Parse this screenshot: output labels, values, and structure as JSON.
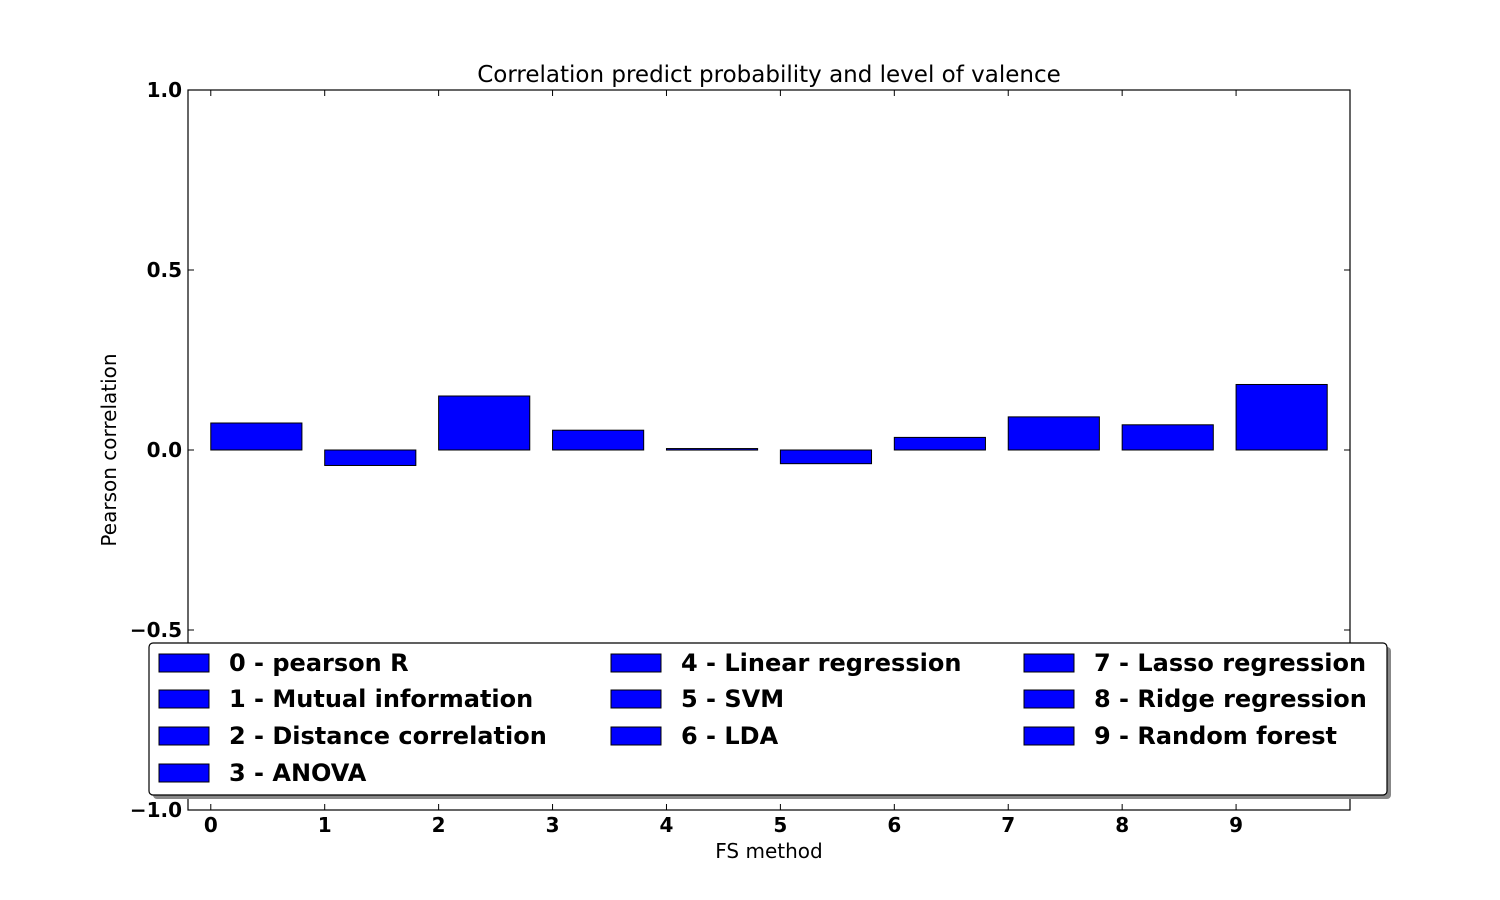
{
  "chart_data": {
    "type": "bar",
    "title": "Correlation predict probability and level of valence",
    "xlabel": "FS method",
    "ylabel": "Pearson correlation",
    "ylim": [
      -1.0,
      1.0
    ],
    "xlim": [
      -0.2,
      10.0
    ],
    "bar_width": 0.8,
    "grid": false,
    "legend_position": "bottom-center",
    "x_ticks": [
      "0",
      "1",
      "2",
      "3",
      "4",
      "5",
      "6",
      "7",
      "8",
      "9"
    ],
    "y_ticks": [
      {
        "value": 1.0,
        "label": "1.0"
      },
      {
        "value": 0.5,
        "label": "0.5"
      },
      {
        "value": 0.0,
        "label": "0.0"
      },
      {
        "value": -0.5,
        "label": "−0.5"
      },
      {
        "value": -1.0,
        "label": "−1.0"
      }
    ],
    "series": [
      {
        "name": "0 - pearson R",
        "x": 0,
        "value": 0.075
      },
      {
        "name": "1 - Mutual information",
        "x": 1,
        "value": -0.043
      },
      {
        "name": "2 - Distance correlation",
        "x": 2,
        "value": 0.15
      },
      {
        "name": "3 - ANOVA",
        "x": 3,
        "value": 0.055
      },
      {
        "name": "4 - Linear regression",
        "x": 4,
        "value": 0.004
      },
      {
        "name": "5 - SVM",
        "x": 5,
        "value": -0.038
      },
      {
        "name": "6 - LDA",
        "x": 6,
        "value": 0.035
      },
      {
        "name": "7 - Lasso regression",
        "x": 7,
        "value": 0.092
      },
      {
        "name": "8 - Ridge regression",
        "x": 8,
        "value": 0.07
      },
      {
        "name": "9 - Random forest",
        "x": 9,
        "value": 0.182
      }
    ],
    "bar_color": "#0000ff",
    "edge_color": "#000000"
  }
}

****

Reproduce each record above by retyping it exactly; omit all images.

Task answer ->
Parse this screenshot: output labels, values, and structure as JSON.
{
  "chart_data": {
    "type": "bar",
    "title": "Correlation predict probability and level of valence",
    "xlabel": "FS method",
    "ylabel": "Pearson correlation",
    "ylim": [
      -1.0,
      1.0
    ],
    "xlim": [
      -0.2,
      10.0
    ],
    "bar_width": 0.8,
    "grid": false,
    "legend_position": "bottom-center",
    "x_ticks": [
      "0",
      "1",
      "2",
      "3",
      "4",
      "5",
      "6",
      "7",
      "8",
      "9"
    ],
    "y_ticks": [
      {
        "value": 1.0,
        "label": "1.0"
      },
      {
        "value": 0.5,
        "label": "0.5"
      },
      {
        "value": 0.0,
        "label": "0.0"
      },
      {
        "value": -0.5,
        "label": "−0.5"
      },
      {
        "value": -1.0,
        "label": "−1.0"
      }
    ],
    "series": [
      {
        "name": "0 - pearson R",
        "x": 0,
        "value": 0.075
      },
      {
        "name": "1 - Mutual information",
        "x": 1,
        "value": -0.043
      },
      {
        "name": "2 - Distance correlation",
        "x": 2,
        "value": 0.15
      },
      {
        "name": "3 - ANOVA",
        "x": 3,
        "value": 0.055
      },
      {
        "name": "4 - Linear regression",
        "x": 4,
        "value": 0.004
      },
      {
        "name": "5 - SVM",
        "x": 5,
        "value": -0.038
      },
      {
        "name": "6 - LDA",
        "x": 6,
        "value": 0.035
      },
      {
        "name": "7 - Lasso regression",
        "x": 7,
        "value": 0.092
      },
      {
        "name": "8 - Ridge regression",
        "x": 8,
        "value": 0.07
      },
      {
        "name": "9 - Random forest",
        "x": 9,
        "value": 0.182
      }
    ],
    "bar_color": "#0000ff",
    "edge_color": "#000000"
  }
}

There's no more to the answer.